# Brief:
Wherever the string "муниципальный" appears in a line, extract that line.

# Saved entries:

>> begin

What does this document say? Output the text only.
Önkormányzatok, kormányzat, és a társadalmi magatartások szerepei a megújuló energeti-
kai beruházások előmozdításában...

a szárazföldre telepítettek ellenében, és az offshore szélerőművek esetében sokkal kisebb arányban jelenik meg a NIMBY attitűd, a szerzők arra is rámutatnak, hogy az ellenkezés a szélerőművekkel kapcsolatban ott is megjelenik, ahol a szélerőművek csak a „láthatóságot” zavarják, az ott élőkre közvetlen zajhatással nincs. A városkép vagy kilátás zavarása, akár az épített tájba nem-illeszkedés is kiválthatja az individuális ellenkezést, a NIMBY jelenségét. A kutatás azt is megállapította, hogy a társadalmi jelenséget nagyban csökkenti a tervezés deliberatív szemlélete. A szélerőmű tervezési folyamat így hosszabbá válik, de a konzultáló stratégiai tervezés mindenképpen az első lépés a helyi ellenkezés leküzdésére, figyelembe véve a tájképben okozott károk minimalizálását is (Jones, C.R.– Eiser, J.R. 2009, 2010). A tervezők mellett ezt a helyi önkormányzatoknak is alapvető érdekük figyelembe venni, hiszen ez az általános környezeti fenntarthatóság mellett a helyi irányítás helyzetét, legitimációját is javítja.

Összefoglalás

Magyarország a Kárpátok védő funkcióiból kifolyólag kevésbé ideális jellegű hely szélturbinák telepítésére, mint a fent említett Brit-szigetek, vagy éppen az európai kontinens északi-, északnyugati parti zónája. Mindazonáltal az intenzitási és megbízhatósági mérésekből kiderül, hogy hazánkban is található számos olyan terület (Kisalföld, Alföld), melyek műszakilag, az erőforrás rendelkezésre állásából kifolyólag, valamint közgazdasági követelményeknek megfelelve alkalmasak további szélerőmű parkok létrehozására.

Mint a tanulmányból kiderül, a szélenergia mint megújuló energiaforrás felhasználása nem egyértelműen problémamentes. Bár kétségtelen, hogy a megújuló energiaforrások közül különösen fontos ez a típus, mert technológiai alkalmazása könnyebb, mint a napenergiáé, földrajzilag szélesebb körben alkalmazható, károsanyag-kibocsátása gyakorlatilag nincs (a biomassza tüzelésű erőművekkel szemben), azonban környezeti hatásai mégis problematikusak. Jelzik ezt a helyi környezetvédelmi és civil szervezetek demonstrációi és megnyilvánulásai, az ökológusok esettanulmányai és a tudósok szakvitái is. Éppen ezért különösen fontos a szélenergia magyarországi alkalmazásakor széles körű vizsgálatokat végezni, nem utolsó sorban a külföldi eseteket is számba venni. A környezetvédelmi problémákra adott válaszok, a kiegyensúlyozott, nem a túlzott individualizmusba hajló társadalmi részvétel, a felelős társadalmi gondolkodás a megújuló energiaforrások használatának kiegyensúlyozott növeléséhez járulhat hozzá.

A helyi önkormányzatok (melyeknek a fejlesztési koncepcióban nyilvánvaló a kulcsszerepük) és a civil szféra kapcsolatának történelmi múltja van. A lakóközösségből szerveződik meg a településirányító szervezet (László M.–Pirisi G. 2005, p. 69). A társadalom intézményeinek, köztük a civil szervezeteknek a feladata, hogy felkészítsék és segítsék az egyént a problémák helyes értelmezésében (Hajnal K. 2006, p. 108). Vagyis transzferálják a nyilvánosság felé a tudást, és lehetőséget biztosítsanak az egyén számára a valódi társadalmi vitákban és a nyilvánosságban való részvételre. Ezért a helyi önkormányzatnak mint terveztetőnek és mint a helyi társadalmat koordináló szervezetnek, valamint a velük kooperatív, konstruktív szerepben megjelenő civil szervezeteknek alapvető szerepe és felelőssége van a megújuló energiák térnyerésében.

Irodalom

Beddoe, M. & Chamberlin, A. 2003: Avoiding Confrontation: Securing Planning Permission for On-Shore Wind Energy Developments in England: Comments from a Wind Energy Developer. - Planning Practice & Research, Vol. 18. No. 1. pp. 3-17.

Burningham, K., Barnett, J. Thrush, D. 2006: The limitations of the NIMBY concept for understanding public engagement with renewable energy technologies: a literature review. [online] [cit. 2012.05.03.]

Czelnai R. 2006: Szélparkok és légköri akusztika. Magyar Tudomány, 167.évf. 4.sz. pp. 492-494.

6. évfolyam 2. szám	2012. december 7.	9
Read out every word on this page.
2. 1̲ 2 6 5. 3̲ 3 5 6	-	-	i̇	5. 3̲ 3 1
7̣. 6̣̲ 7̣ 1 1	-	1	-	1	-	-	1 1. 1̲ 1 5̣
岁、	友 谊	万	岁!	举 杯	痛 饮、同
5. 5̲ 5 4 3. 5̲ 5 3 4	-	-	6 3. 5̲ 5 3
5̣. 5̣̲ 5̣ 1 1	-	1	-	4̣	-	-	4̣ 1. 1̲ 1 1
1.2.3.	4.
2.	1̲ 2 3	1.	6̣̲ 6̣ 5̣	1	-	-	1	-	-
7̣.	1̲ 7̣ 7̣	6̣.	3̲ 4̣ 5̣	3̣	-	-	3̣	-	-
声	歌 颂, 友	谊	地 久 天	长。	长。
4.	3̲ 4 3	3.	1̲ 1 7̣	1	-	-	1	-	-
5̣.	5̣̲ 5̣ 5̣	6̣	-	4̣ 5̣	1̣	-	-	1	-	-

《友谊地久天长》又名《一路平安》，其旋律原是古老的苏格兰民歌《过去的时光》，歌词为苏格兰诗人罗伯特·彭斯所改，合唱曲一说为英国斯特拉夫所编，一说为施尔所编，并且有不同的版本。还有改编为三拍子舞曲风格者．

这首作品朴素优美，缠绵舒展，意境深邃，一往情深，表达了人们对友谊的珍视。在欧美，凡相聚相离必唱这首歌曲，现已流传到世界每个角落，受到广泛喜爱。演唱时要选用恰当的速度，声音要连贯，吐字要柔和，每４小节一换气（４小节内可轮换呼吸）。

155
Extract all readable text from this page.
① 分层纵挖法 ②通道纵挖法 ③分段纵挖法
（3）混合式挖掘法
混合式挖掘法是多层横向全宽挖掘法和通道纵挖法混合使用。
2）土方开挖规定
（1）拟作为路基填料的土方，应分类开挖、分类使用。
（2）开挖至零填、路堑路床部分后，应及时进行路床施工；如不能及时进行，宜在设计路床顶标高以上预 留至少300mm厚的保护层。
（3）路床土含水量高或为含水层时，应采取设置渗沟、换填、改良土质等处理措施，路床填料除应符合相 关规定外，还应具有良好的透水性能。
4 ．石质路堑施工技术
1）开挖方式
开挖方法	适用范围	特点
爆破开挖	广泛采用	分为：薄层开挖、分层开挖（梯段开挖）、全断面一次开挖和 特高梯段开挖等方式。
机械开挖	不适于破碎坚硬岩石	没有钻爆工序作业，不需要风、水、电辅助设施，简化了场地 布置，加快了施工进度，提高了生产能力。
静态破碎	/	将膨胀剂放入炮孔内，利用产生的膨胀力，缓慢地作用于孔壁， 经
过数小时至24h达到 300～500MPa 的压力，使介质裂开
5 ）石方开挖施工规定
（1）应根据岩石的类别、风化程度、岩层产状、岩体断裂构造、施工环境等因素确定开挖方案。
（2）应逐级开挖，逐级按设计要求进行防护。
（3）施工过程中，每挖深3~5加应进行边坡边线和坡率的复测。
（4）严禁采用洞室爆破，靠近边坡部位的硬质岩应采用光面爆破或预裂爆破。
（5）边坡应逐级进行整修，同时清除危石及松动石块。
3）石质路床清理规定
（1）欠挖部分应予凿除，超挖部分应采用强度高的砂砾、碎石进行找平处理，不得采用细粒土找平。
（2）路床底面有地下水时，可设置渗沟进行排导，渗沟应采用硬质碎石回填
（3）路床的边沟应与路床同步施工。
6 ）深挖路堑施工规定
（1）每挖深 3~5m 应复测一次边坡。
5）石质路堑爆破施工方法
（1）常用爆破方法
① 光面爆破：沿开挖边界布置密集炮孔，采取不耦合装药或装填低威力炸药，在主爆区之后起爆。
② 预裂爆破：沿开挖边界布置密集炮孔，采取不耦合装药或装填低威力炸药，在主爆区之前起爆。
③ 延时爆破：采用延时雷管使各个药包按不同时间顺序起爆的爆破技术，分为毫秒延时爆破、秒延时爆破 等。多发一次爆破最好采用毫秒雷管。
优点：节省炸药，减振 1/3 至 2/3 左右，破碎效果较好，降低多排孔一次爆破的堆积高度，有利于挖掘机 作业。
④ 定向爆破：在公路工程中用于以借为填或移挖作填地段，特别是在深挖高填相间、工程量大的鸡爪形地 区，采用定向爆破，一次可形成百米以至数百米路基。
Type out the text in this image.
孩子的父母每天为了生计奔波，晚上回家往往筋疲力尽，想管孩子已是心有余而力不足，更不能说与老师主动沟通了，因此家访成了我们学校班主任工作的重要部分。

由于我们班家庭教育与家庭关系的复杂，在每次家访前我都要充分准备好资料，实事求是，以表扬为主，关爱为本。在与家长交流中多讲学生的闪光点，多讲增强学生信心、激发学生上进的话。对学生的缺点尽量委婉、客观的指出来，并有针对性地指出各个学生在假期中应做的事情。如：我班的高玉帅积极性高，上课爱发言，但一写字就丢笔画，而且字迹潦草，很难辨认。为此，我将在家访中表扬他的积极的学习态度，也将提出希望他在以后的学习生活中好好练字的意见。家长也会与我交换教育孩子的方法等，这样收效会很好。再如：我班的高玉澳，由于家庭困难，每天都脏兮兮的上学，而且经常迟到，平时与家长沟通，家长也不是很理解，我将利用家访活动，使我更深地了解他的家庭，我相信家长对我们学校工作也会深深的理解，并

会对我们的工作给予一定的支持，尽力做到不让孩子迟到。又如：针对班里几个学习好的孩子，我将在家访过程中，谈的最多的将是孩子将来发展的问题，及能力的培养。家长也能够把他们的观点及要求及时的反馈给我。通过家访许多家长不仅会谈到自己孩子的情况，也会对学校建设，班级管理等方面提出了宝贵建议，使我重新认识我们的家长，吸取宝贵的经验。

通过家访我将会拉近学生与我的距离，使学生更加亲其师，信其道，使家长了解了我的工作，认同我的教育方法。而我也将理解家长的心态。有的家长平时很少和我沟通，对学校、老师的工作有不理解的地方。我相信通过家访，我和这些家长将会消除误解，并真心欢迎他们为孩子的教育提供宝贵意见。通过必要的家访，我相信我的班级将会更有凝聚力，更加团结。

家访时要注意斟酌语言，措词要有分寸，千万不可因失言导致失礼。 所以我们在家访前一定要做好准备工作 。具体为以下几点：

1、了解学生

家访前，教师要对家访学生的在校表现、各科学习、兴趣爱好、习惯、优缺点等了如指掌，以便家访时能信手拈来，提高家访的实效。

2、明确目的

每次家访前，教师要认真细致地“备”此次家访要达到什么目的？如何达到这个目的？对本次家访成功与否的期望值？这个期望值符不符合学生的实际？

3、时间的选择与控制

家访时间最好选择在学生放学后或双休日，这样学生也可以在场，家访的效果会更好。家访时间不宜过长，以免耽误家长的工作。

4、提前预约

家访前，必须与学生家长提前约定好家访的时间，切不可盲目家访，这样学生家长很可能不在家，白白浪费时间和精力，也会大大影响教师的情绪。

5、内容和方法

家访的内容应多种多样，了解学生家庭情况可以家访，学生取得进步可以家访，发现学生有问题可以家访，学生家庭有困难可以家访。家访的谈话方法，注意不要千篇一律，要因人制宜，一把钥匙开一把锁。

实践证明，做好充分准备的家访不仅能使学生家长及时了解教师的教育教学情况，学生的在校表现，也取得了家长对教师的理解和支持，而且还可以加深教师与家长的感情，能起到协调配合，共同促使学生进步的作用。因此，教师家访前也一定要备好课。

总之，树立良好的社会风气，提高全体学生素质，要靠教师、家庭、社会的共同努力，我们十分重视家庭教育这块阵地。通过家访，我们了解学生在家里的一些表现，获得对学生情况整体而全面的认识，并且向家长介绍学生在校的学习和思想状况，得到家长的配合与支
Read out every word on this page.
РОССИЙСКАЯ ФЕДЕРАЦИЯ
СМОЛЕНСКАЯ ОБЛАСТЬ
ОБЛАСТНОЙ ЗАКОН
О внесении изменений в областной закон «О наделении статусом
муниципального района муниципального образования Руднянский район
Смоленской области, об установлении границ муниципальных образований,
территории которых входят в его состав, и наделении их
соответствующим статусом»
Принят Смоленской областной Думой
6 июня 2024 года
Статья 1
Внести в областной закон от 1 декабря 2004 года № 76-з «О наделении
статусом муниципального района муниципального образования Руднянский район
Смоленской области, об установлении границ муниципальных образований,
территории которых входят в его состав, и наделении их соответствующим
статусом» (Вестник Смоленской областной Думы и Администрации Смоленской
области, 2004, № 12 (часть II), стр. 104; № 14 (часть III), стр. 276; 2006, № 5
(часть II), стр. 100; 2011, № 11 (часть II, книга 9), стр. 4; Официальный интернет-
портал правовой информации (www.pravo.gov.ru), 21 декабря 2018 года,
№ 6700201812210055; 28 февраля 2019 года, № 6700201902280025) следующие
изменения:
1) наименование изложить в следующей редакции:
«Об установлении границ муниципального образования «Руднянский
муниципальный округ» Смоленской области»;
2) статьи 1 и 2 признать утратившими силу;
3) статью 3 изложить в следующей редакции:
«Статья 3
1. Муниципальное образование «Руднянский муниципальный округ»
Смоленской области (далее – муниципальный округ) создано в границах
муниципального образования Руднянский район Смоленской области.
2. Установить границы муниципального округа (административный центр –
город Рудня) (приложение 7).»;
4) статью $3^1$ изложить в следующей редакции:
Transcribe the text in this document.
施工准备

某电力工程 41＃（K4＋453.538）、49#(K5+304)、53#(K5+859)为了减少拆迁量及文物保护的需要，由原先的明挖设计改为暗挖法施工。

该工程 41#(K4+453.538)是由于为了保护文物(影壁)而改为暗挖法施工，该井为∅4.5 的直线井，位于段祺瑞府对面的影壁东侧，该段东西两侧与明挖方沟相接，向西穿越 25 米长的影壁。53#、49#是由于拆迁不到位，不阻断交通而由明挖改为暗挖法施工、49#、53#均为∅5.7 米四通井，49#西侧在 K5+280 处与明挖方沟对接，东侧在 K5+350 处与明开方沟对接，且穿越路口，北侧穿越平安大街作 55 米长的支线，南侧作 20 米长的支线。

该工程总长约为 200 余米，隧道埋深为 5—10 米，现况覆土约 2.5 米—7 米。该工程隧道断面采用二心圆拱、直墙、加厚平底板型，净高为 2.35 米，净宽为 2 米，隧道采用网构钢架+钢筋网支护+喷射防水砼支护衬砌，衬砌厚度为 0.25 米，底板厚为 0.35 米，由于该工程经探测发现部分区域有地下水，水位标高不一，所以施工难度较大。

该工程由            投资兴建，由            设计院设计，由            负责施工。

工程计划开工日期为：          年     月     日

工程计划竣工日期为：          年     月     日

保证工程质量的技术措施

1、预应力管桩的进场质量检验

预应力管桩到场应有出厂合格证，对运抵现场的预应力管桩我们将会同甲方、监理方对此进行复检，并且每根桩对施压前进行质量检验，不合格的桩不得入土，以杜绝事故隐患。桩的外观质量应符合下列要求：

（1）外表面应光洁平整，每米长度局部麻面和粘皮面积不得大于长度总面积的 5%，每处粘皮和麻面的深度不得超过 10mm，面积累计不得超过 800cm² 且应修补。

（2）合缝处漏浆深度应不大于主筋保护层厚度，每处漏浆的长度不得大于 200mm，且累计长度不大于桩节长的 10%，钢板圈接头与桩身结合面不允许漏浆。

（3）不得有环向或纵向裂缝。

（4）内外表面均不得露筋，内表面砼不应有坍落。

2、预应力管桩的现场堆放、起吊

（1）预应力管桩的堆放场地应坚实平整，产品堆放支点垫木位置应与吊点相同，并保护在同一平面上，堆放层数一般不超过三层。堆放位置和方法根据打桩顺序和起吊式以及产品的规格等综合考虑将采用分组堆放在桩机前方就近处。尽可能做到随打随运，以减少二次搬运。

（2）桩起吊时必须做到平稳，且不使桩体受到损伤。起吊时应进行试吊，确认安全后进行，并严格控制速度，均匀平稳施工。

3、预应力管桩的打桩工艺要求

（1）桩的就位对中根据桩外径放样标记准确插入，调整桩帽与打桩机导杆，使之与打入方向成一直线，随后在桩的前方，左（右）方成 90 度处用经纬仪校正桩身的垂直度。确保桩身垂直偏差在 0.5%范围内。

>> end

# Right answer:
муниципальный округ» Смоленской области»;
1. Муниципальное образование «Руднянский муниципальный округ»
Смоленской области (далее – муниципальный округ) создано в границах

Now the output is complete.